**Records shown:**
+++

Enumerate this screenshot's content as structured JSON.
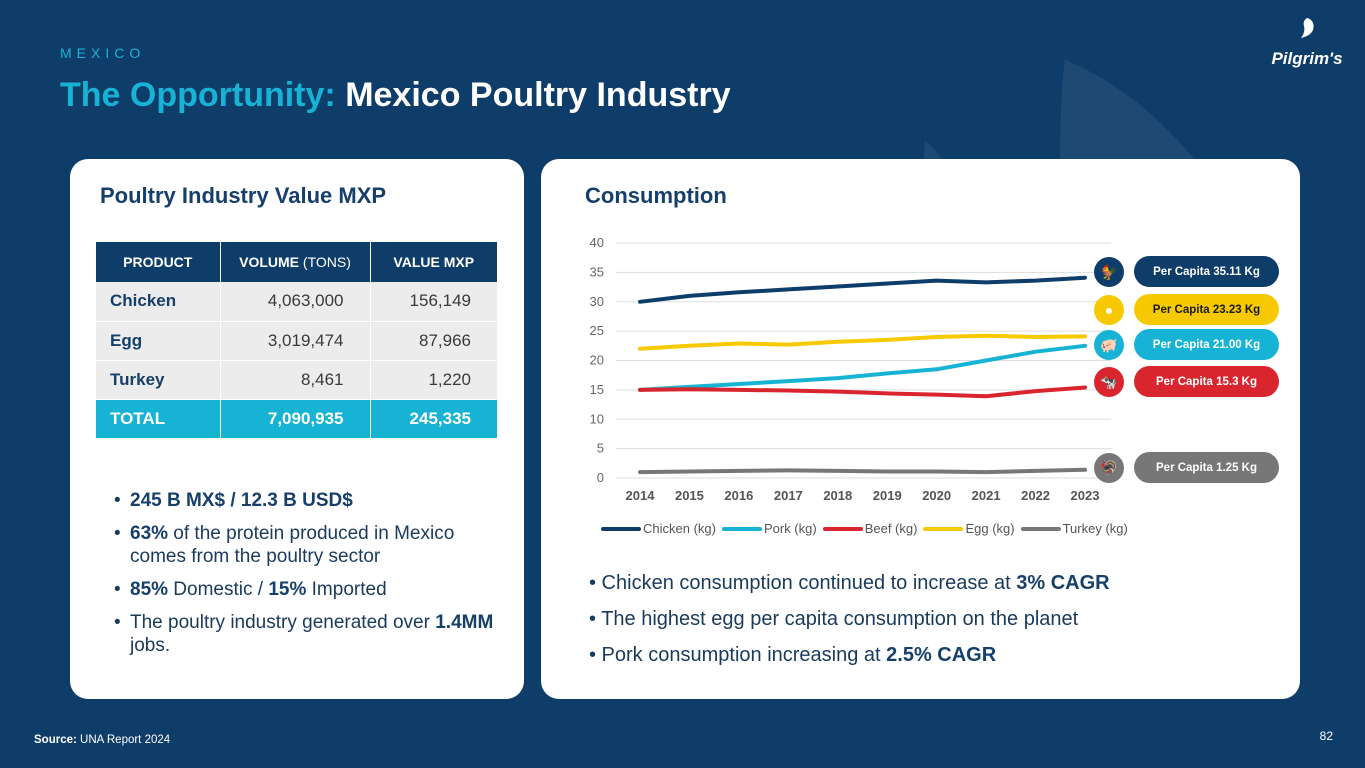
{
  "header": {
    "eyebrow": "MEXICO",
    "title_accent": "The Opportunity:",
    "title_rest": " Mexico Poultry Industry",
    "logo": "Pilgrim's"
  },
  "left_card": {
    "title": "Poultry Industry Value MXP",
    "table": {
      "headers": [
        "PRODUCT",
        "VOLUME",
        "(TONS)",
        "VALUE MXP"
      ],
      "rows": [
        {
          "product": "Chicken",
          "volume": "4,063,000",
          "value": "156,149"
        },
        {
          "product": "Egg",
          "volume": "3,019,474",
          "value": "87,966"
        },
        {
          "product": "Turkey",
          "volume": "8,461",
          "value": "1,220"
        }
      ],
      "total": {
        "product": "TOTAL",
        "volume": "7,090,935",
        "value": "245,335"
      }
    },
    "bullets": {
      "b1": "245 B MX$ / 12.3 B USD$",
      "b2_bold": "63%",
      "b2_text": " of the protein produced in Mexico comes from the poultry sector",
      "b3_bold1": "85%",
      "b3_text1": " Domestic / ",
      "b3_bold2": "15%",
      "b3_text2": " Imported",
      "b4_text": "The poultry industry generated over ",
      "b4_bold": "1.4MM",
      "b4_text2": " jobs."
    }
  },
  "right_card": {
    "title": "Consumption",
    "bullets": {
      "b1_text": "• Chicken consumption continued to increase at ",
      "b1_bold": "3% CAGR",
      "b2_text": "• The highest egg per capita consumption on the planet",
      "b3_text": "•  Pork consumption increasing at ",
      "b3_bold": "2.5% CAGR"
    },
    "per_capita": [
      {
        "label": "Per Capita 35.11 Kg",
        "color": "#0f3d6a",
        "text_color": "#ffffff",
        "icon": "chicken-icon",
        "glyph": "🐓"
      },
      {
        "label": "Per Capita 23.23 Kg",
        "color": "#f7c900",
        "text_color": "#1a1a1a",
        "icon": "egg-icon",
        "glyph": "●"
      },
      {
        "label": "Per Capita 21.00 Kg",
        "color": "#17b3d5",
        "text_color": "#ffffff",
        "icon": "pig-icon",
        "glyph": "🐖"
      },
      {
        "label": "Per Capita 15.3 Kg",
        "color": "#d9262e",
        "text_color": "#ffffff",
        "icon": "cow-icon",
        "glyph": "🐄"
      },
      {
        "label": "Per Capita  1.25 Kg",
        "color": "#777777",
        "text_color": "#ffffff",
        "icon": "turkey-icon",
        "glyph": "🦃"
      }
    ]
  },
  "chart_data": {
    "type": "line",
    "title": "Consumption",
    "x": [
      "2014",
      "2015",
      "2016",
      "2017",
      "2018",
      "2019",
      "2020",
      "2021",
      "2022",
      "2023"
    ],
    "ylim": [
      0,
      40
    ],
    "yticks": [
      0,
      5,
      10,
      15,
      20,
      25,
      30,
      35,
      40
    ],
    "grid": true,
    "legend_position": "bottom",
    "series": [
      {
        "name": "Chicken (kg)",
        "color": "#0f3d6a",
        "values": [
          30.0,
          31.0,
          31.6,
          32.1,
          32.6,
          33.1,
          33.6,
          33.3,
          33.6,
          34.1
        ]
      },
      {
        "name": "Pork (kg)",
        "color": "#17b3d5",
        "values": [
          15.0,
          15.5,
          16.0,
          16.5,
          17.0,
          17.8,
          18.5,
          20.0,
          21.5,
          22.5
        ]
      },
      {
        "name": "Beef (kg)",
        "color": "#d9262e",
        "values": [
          15.0,
          15.1,
          15.0,
          14.9,
          14.7,
          14.4,
          14.2,
          13.9,
          14.8,
          15.4
        ]
      },
      {
        "name": "Egg (kg)",
        "color": "#f7c900",
        "values": [
          22.0,
          22.5,
          22.9,
          22.7,
          23.2,
          23.5,
          24.0,
          24.2,
          24.0,
          24.1
        ]
      },
      {
        "name": "Turkey (kg)",
        "color": "#777777",
        "values": [
          1.0,
          1.1,
          1.2,
          1.3,
          1.2,
          1.1,
          1.1,
          1.0,
          1.2,
          1.4
        ]
      }
    ]
  },
  "footer": {
    "source_label": "Source:",
    "source_text": " UNA Report 2024",
    "page_number": "82"
  }
}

+++

**Requirement:** Each line above with the string "name" in it should be located and copied.

**Answer area:**
        "name": "Chicken (kg)",
        "name": "Pork (kg)",
        "name": "Beef (kg)",
        "name": "Egg (kg)",
        "name": "Turkey (kg)",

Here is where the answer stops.